**Given exercise:** Every line of the records below should be restated exactly.

**Extracted material:**
------------------------------------------------------------
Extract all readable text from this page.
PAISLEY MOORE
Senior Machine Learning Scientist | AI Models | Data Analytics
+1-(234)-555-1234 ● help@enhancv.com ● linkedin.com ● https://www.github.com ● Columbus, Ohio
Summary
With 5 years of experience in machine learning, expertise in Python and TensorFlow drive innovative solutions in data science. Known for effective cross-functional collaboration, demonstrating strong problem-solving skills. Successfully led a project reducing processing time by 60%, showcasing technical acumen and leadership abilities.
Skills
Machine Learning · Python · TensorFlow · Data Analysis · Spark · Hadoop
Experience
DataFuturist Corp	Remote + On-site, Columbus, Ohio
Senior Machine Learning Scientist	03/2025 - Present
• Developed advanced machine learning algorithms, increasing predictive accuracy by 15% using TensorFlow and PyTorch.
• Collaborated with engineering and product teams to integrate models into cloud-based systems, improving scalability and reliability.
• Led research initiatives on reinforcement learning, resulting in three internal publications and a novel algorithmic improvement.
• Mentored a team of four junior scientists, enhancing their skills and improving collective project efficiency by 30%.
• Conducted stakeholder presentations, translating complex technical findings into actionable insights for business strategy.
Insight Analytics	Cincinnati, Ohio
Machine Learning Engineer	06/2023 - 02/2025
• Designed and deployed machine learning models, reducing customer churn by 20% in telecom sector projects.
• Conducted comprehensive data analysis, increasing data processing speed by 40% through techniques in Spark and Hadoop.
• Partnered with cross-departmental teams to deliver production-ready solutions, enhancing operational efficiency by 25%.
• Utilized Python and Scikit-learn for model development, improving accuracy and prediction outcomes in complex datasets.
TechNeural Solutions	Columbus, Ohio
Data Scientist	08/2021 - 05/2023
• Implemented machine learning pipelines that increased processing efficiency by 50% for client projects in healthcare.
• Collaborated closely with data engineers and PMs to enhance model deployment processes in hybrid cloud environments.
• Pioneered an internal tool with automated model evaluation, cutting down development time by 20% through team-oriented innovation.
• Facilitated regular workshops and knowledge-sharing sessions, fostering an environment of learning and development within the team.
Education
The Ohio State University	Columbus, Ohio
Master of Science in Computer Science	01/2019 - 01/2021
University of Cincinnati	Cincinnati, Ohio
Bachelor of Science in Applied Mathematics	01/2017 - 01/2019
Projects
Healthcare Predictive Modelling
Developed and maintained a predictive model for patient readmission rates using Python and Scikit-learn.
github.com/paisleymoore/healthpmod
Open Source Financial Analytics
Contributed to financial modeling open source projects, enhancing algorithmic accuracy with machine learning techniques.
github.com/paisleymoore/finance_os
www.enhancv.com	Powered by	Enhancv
------------------------------------------------------------
**Worked answer:**
Extract all readable text from this page.
PAISLEY MOORE
Senior Machine Learning Scientist | AI Models | Data Analytics
+1-(234)-555-1234 ● help@enhancv.com ● linkedin.com ● https://www.github.com ● Columbus, Ohio
Summary
With 5 years of experience in machine learning, expertise in Python and TensorFlow drive innovative solutions in data science. Known for effective cross-functional collaboration, demonstrating strong problem-solving skills. Successfully led a project reducing processing time by 60%, showcasing technical acumen and leadership abilities.
Skills
Machine Learning · Python · TensorFlow · Data Analysis · Spark · Hadoop
Experience
DataFuturist Corp	Remote + On-site, Columbus, Ohio
Senior Machine Learning Scientist	03/2025 - Present
• Developed advanced machine learning algorithms, increasing predictive accuracy by 15% using TensorFlow and PyTorch.
• Collaborated with engineering and product teams to integrate models into cloud-based systems, improving scalability and reliability.
• Led research initiatives on reinforcement learning, resulting in three internal publications and a novel algorithmic improvement.
• Mentored a team of four junior scientists, enhancing their skills and improving collective project efficiency by 30%.
• Conducted stakeholder presentations, translating complex technical findings into actionable insights for business strategy.
Insight Analytics	Cincinnati, Ohio
Machine Learning Engineer	06/2023 - 02/2025
• Designed and deployed machine learning models, reducing customer churn by 20% in telecom sector projects.
• Conducted comprehensive data analysis, increasing data processing speed by 40% through techniques in Spark and Hadoop.
• Partnered with cross-departmental teams to deliver production-ready solutions, enhancing operational efficiency by 25%.
• Utilized Python and Scikit-learn for model development, improving accuracy and prediction outcomes in complex datasets.
TechNeural Solutions	Columbus, Ohio
Data Scientist	08/2021 - 05/2023
• Implemented machine learning pipelines that increased processing efficiency by 50% for client projects in healthcare.
• Collaborated closely with data engineers and PMs to enhance model deployment processes in hybrid cloud environments.
• Pioneered an internal tool with automated model evaluation, cutting down development time by 20% through team-oriented innovation.
• Facilitated regular workshops and knowledge-sharing sessions, fostering an environment of learning and development within the team.
Education
The Ohio State University	Columbus, Ohio
Master of Science in Computer Science	01/2019 - 01/2021
University of Cincinnati	Cincinnati, Ohio
Bachelor of Science in Applied Mathematics	01/2017 - 01/2019
Projects
Healthcare Predictive Modelling
Developed and maintained a predictive model for patient readmission rates using Python and Scikit-learn.
github.com/paisleymoore/healthpmod
Open Source Financial Analytics
Contributed to financial modeling open source projects, enhancing algorithmic accuracy with machine learning techniques.
github.com/paisleymoore/finance_os
www.enhancv.com	Powered by	Enhancv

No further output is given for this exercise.